*What is needed*
Write the count of lines that contain the word "funds" and nothing else.
++++ Provided data
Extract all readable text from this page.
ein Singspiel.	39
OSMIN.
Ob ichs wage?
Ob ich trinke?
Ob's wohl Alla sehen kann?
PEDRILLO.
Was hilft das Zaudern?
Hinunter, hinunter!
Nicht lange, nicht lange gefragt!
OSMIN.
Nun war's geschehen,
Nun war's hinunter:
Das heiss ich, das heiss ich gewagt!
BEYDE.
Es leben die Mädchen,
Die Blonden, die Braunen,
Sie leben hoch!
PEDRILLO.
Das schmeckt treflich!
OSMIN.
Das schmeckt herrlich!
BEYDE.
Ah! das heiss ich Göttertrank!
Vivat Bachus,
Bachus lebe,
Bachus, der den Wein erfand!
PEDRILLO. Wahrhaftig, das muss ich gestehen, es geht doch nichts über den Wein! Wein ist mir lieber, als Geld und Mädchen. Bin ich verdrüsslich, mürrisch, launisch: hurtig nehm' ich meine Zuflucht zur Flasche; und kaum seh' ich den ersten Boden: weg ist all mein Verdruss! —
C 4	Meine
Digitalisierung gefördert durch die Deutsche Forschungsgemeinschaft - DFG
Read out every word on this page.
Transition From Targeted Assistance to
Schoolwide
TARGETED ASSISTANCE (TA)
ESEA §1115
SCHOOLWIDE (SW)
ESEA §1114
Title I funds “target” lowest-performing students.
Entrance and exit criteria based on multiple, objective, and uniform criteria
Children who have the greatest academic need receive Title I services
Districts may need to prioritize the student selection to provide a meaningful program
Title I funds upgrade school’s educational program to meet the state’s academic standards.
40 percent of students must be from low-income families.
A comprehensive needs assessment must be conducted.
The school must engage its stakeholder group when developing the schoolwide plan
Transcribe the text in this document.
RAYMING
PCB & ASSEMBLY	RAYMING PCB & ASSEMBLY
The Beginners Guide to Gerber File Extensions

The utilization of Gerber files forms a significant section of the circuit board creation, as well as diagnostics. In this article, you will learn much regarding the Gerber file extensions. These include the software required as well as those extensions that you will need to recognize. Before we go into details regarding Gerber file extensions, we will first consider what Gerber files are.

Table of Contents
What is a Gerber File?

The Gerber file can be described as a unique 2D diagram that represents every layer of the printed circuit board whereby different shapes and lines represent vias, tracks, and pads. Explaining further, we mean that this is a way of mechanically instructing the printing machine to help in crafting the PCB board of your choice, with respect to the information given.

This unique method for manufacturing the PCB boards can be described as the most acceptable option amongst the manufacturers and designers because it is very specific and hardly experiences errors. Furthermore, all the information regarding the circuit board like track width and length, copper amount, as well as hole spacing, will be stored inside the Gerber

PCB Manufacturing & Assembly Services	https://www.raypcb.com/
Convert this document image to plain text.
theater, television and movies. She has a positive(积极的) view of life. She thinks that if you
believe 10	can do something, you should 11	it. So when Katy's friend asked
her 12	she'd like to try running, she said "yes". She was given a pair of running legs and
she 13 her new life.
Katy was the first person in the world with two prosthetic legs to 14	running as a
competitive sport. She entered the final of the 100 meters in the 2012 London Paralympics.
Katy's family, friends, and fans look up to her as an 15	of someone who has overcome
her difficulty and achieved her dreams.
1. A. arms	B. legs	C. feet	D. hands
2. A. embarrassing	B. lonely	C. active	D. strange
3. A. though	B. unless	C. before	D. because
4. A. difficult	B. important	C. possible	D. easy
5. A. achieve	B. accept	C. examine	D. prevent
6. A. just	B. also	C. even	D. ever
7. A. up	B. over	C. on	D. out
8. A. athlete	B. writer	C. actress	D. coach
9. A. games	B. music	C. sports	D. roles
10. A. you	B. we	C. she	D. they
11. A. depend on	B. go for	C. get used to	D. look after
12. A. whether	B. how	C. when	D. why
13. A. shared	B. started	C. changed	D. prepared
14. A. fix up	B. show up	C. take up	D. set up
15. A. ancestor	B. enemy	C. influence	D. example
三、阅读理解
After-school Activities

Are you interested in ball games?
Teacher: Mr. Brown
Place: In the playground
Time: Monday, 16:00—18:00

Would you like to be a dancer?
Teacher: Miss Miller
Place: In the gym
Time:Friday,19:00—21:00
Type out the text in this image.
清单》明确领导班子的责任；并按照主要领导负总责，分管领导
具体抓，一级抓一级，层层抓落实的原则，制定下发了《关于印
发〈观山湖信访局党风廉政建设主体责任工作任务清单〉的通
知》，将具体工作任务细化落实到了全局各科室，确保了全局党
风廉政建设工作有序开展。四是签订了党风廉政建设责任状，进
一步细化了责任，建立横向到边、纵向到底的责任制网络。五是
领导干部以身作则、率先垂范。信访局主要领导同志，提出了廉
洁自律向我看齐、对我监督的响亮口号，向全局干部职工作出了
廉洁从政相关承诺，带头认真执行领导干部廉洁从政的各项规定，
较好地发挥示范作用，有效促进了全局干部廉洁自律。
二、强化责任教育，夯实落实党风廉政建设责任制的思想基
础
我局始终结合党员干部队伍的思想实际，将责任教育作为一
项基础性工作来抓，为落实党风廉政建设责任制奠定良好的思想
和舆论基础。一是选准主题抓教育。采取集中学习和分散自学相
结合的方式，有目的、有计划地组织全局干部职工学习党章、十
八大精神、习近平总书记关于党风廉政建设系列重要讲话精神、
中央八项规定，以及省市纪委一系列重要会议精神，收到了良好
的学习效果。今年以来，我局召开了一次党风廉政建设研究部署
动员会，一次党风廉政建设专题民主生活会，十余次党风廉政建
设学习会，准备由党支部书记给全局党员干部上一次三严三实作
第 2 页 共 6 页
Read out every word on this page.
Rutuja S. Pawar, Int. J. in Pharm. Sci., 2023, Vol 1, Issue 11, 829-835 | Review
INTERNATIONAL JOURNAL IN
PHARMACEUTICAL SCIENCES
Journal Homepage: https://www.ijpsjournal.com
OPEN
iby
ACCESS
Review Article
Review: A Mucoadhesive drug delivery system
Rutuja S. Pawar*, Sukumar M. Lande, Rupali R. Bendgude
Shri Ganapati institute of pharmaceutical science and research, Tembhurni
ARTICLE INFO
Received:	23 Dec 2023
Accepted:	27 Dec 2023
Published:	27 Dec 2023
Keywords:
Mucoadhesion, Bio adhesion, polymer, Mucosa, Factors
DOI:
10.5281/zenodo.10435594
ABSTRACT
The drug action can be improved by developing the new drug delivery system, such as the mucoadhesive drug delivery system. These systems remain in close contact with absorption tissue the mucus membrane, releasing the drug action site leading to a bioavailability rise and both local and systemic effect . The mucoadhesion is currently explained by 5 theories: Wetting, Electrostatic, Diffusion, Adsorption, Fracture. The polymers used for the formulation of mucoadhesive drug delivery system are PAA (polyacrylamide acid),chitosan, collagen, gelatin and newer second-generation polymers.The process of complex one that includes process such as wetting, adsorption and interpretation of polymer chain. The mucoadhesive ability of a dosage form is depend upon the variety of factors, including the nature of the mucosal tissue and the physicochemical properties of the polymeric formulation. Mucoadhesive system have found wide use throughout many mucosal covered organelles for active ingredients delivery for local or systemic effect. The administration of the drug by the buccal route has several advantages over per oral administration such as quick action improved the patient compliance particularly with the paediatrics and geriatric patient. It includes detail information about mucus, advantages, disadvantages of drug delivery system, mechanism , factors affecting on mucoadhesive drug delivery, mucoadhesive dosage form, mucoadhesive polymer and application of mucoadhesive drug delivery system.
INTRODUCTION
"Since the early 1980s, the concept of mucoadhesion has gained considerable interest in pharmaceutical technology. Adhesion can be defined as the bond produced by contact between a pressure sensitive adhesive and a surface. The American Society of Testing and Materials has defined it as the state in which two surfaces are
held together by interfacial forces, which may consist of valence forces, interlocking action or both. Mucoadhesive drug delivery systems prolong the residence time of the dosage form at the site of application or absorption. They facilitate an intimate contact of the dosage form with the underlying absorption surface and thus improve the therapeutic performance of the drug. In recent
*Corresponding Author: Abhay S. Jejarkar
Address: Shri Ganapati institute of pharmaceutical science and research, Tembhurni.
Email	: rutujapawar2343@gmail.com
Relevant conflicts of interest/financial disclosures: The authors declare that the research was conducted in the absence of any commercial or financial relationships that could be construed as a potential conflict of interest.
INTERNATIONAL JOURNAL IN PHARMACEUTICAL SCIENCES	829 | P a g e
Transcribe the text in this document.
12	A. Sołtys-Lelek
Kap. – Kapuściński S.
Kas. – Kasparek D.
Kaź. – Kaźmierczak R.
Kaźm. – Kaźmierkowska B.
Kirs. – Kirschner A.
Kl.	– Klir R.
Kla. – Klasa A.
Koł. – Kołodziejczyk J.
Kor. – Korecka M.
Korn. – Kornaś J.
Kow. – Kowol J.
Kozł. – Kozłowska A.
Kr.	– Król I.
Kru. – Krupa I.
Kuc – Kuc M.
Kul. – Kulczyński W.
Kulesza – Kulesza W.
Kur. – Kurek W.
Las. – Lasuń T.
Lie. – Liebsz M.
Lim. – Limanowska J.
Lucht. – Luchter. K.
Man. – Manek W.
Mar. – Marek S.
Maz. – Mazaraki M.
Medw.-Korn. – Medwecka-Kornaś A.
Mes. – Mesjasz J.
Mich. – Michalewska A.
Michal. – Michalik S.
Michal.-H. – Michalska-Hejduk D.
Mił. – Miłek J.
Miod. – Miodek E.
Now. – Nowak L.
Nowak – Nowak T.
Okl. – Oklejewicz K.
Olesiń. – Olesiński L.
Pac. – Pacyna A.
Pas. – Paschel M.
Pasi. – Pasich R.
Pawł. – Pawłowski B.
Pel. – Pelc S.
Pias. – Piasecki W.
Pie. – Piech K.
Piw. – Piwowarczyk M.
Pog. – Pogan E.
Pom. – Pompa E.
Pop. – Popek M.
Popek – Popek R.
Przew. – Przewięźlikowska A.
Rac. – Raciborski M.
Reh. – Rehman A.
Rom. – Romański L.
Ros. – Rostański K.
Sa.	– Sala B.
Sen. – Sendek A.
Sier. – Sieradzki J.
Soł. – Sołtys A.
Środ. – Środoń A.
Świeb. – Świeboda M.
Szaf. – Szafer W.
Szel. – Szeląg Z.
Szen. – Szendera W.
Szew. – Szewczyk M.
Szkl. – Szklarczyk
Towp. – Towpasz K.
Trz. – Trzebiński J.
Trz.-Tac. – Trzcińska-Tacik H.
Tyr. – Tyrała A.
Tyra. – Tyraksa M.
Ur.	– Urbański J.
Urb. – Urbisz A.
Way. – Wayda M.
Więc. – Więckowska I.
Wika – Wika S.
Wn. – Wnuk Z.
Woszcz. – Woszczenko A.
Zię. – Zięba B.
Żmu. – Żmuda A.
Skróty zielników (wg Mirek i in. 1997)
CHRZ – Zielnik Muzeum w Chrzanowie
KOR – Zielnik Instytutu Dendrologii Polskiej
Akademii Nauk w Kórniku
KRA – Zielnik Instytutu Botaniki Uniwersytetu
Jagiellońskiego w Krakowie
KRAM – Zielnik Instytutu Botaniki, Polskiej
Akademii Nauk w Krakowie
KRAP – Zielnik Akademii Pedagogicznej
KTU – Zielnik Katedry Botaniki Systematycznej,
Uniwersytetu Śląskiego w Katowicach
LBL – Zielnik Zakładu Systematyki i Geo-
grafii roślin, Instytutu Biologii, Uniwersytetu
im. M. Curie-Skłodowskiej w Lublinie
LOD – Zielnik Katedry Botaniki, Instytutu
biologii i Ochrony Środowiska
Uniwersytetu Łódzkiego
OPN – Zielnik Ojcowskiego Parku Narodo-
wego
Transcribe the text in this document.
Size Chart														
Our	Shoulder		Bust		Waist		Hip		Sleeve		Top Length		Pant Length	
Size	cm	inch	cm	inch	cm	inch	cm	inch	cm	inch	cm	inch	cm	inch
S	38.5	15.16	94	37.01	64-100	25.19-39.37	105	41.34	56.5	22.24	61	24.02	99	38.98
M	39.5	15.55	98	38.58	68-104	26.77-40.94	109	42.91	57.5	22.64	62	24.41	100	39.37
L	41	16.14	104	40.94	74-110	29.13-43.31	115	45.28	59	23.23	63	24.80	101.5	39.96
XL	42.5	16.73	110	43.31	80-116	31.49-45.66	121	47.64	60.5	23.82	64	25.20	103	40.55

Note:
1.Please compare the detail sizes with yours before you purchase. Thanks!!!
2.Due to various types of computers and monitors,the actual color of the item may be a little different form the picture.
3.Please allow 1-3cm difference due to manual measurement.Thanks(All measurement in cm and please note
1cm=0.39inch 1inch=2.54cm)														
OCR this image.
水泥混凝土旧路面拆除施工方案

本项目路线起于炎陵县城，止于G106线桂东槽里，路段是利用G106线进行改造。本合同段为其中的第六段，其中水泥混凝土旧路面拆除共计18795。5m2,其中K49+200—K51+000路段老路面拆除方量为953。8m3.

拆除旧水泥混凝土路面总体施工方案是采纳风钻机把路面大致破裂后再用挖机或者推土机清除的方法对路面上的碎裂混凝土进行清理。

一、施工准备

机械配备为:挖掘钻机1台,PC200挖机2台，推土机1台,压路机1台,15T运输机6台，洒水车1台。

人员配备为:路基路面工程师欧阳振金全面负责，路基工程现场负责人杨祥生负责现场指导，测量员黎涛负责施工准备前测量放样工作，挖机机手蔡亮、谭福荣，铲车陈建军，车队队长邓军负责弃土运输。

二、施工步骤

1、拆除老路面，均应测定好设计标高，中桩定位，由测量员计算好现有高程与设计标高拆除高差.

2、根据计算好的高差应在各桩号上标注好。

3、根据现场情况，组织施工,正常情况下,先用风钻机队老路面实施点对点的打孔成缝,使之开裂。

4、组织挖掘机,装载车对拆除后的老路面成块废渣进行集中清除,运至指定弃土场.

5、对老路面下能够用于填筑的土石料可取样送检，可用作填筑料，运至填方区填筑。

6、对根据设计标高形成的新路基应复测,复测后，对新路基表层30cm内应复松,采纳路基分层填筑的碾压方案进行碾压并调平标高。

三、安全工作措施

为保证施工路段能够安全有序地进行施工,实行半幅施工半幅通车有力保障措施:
++++++++
*Final result*
2